TO BE DONE
State the number of lines with the string "selected" in them, and nothing else.

RECORDS SUPPLIED

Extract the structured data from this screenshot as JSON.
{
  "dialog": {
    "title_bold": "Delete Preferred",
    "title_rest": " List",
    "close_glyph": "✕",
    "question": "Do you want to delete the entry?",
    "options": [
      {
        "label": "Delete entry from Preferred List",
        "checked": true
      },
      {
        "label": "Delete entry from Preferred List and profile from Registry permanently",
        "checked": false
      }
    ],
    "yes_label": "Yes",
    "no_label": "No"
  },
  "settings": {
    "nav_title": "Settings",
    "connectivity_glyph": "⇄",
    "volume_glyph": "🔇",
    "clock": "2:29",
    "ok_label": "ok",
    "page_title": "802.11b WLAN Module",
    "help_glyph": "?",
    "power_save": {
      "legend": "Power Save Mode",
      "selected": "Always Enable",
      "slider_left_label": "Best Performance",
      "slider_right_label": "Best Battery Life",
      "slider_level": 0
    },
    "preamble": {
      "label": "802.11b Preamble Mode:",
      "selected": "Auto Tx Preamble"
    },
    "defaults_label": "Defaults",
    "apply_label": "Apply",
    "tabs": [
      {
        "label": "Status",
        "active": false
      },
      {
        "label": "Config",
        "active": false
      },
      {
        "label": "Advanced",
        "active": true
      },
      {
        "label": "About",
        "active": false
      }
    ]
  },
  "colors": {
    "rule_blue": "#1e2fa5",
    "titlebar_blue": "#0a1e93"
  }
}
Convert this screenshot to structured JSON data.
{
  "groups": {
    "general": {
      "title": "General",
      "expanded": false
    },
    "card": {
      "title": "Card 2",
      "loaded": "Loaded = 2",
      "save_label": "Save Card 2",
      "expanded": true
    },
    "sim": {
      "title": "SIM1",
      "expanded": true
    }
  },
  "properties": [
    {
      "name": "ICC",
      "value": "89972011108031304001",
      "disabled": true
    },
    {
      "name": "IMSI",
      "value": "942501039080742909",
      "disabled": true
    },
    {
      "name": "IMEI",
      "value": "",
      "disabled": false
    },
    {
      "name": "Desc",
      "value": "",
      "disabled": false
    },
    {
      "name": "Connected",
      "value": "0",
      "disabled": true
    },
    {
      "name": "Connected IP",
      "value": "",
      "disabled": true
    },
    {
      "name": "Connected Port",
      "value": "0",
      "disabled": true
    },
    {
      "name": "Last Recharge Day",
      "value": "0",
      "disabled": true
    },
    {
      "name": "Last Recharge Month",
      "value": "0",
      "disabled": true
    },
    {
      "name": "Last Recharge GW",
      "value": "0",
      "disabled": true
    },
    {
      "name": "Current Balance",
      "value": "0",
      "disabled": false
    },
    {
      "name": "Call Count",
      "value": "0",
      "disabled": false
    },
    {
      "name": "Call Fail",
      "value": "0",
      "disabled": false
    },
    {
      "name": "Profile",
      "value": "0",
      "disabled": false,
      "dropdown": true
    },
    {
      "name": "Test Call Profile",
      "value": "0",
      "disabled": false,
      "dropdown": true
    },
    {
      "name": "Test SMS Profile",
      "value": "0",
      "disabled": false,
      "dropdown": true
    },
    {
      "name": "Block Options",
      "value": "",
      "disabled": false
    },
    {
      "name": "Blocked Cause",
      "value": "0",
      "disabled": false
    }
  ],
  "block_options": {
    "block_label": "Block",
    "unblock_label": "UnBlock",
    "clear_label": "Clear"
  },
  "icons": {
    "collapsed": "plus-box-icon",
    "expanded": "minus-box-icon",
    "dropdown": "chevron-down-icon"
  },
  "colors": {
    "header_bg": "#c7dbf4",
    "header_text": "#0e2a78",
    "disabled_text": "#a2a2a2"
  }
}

SOLUTION
2